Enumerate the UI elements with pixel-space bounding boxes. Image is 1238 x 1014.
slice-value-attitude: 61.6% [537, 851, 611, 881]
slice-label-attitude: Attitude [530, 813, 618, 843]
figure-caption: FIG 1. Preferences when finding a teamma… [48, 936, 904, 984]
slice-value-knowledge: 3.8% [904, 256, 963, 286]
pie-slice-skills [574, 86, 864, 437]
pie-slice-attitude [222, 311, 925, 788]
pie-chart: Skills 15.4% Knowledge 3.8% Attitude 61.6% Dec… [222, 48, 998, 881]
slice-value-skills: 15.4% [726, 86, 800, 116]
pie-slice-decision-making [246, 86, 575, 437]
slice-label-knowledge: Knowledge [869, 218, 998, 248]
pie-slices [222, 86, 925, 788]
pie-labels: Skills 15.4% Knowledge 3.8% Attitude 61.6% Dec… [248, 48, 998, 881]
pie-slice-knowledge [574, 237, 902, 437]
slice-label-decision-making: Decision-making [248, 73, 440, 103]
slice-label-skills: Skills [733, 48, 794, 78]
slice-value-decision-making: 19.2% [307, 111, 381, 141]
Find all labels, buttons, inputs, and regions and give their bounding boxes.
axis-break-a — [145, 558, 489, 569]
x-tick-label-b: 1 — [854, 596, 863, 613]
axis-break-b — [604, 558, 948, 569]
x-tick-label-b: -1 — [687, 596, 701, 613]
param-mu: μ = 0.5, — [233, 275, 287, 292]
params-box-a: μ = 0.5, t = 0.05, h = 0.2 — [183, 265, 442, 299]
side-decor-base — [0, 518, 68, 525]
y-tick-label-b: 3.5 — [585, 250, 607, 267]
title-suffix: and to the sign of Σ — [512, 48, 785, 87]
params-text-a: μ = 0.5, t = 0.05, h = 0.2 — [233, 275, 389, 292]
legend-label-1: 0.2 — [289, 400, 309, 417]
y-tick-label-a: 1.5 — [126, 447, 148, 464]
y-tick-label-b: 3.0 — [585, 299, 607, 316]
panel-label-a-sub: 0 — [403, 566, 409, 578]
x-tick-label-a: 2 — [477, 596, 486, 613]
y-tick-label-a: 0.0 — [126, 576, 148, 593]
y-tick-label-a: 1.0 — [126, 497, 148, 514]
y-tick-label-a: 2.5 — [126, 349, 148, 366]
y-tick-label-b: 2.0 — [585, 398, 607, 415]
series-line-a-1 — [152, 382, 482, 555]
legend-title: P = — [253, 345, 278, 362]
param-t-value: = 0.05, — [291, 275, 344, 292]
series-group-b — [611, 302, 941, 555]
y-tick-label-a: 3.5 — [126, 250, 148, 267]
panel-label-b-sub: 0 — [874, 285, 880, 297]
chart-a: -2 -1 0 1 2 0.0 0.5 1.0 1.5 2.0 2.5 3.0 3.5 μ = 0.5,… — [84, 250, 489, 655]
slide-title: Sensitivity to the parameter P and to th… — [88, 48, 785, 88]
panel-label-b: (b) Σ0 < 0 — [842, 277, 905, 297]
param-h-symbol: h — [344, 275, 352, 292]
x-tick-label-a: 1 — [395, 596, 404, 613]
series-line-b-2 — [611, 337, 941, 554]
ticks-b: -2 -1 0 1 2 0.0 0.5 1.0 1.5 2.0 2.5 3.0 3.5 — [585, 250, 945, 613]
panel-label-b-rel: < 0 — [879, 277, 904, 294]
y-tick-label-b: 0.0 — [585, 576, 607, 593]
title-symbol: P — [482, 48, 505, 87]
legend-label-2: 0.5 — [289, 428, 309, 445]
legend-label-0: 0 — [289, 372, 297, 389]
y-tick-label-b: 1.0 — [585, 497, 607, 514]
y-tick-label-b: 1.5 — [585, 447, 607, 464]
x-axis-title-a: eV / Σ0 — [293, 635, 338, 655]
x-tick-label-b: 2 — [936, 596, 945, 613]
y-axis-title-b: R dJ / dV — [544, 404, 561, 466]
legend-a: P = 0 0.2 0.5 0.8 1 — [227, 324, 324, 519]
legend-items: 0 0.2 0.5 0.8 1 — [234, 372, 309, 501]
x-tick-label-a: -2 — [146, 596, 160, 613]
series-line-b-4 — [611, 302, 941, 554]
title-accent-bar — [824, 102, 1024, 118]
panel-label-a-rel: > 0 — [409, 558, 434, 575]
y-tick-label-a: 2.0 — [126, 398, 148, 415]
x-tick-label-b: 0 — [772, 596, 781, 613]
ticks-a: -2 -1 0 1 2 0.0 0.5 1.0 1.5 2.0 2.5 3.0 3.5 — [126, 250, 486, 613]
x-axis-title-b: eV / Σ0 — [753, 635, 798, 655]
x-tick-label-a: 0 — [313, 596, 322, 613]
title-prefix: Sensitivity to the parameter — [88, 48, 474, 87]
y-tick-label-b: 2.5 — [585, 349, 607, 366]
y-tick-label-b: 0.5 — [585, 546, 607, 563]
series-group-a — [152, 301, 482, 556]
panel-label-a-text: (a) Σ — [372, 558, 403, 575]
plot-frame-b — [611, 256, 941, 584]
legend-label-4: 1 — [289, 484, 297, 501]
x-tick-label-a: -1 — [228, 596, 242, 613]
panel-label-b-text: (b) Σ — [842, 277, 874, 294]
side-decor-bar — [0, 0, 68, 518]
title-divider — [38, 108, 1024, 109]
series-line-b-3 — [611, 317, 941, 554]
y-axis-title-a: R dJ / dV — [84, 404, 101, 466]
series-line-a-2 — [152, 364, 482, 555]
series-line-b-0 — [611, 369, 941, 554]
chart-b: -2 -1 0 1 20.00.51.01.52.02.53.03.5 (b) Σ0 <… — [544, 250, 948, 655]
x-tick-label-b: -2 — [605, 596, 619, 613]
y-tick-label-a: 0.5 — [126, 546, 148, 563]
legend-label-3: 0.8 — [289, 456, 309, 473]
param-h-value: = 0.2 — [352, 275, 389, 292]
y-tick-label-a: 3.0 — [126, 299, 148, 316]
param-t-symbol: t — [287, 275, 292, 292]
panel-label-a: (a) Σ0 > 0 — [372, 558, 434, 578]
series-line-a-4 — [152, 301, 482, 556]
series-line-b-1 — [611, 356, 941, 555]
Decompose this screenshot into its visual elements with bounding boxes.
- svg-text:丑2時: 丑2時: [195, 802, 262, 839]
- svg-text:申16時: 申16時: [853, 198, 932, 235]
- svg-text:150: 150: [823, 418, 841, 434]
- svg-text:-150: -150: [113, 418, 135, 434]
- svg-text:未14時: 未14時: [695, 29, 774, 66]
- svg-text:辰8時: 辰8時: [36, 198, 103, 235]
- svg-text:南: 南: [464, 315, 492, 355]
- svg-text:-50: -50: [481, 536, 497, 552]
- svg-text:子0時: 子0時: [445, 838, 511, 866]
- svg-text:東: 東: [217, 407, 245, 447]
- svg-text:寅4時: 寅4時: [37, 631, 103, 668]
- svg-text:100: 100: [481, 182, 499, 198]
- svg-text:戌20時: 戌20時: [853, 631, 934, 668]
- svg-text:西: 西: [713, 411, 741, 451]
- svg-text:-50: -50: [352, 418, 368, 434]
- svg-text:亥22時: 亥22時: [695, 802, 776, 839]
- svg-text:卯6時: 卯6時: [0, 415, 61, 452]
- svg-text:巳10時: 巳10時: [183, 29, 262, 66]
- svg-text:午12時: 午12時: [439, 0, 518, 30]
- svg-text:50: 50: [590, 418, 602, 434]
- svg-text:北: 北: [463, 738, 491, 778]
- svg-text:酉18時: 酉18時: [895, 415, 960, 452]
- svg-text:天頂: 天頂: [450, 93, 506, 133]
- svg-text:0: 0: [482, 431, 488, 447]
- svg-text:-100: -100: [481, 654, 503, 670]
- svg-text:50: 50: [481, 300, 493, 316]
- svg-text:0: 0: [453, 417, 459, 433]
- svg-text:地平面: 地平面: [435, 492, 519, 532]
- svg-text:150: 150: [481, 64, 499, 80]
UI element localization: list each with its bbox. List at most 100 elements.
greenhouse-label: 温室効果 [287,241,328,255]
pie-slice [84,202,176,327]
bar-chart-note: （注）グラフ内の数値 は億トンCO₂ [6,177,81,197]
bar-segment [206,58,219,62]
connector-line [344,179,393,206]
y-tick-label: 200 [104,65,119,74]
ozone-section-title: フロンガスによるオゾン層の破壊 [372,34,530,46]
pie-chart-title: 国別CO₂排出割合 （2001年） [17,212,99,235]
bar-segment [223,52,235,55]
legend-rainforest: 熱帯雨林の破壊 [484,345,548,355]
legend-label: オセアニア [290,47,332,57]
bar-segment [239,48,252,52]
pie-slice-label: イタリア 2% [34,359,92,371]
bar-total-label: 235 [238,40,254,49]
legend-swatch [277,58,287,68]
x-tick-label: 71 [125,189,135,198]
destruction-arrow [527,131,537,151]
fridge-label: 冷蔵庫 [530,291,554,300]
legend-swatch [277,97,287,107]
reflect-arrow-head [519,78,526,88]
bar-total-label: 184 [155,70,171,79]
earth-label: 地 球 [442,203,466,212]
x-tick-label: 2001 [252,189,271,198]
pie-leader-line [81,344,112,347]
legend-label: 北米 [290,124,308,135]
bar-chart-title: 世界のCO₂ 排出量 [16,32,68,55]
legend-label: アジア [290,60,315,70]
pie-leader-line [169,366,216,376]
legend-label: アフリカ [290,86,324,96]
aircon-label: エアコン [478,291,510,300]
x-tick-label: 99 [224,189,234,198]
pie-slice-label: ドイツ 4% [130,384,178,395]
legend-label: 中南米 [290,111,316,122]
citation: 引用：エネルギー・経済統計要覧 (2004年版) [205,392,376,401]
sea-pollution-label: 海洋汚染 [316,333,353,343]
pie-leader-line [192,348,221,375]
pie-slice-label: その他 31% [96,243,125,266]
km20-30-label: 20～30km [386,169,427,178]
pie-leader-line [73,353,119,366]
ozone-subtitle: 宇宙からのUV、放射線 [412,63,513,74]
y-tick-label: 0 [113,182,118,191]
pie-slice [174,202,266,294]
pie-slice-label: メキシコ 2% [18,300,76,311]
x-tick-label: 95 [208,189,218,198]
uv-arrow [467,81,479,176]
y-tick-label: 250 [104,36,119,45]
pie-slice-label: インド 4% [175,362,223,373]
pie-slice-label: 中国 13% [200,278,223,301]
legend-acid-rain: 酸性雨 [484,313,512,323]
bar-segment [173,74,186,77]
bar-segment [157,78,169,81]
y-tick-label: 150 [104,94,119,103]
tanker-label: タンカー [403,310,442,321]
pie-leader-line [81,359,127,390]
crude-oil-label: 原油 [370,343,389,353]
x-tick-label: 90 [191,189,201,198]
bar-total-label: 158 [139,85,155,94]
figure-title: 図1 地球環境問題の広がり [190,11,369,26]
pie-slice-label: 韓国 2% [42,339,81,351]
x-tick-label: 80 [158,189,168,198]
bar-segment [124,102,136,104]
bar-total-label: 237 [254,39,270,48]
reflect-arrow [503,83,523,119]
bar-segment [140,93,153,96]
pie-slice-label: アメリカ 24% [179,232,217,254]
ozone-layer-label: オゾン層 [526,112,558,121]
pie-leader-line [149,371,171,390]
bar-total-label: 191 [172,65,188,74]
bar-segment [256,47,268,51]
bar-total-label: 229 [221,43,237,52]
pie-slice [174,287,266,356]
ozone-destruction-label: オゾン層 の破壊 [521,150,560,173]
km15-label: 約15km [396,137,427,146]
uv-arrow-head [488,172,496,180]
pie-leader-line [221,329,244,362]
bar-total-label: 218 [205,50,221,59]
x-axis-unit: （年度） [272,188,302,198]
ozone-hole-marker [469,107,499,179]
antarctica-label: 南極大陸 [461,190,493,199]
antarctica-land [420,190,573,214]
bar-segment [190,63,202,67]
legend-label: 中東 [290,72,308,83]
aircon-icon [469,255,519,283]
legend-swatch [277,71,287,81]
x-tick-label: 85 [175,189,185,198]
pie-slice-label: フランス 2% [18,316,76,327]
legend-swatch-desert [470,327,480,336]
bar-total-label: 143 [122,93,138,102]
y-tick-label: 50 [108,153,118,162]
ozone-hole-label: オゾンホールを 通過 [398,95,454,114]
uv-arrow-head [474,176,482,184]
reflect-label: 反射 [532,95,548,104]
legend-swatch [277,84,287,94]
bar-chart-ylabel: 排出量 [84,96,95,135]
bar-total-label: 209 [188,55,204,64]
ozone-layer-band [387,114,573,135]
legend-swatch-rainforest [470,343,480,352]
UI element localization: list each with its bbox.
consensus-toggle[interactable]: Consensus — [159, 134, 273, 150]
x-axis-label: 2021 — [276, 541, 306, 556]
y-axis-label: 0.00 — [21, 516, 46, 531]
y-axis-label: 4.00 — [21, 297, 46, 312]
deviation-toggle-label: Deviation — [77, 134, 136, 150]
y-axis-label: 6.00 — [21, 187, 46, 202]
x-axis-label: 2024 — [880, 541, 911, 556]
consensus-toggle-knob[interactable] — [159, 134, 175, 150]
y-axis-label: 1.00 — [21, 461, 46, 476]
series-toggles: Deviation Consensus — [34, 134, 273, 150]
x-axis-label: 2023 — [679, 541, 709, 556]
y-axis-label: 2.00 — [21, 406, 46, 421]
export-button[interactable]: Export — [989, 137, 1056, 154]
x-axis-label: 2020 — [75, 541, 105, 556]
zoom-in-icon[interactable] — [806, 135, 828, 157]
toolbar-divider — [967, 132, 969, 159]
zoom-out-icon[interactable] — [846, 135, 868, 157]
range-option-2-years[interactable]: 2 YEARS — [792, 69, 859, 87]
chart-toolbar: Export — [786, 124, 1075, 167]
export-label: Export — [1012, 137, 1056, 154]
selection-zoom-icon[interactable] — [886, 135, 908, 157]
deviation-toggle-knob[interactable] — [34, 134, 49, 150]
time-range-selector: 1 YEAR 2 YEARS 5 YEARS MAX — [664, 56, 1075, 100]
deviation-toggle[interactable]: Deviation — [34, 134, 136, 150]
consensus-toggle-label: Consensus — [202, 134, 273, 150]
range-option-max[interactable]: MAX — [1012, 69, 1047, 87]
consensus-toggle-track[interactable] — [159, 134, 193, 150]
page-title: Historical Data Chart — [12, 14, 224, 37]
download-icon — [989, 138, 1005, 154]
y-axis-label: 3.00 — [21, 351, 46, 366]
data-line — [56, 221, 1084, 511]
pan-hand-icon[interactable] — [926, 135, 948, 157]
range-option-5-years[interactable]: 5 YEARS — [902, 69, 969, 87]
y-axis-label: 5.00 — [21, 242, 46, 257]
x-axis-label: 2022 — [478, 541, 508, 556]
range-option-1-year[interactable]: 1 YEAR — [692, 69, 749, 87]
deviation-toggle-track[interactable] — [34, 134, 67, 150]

....................

Stated goal:
Return every line of the records that contains the string "range", treating uppercase and lowercase as different.

Response:
range-option-2-years[interactable]: 2 YEARS — [792, 69, 859, 87]
time-range-selector: 1 YEAR 2 YEARS 5 YEARS MAX — [664, 56, 1075, 100]
range-option-max[interactable]: MAX — [1012, 69, 1047, 87]
range-option-5-years[interactable]: 5 YEARS — [902, 69, 969, 87]
range-option-1-year[interactable]: 1 YEAR — [692, 69, 749, 87]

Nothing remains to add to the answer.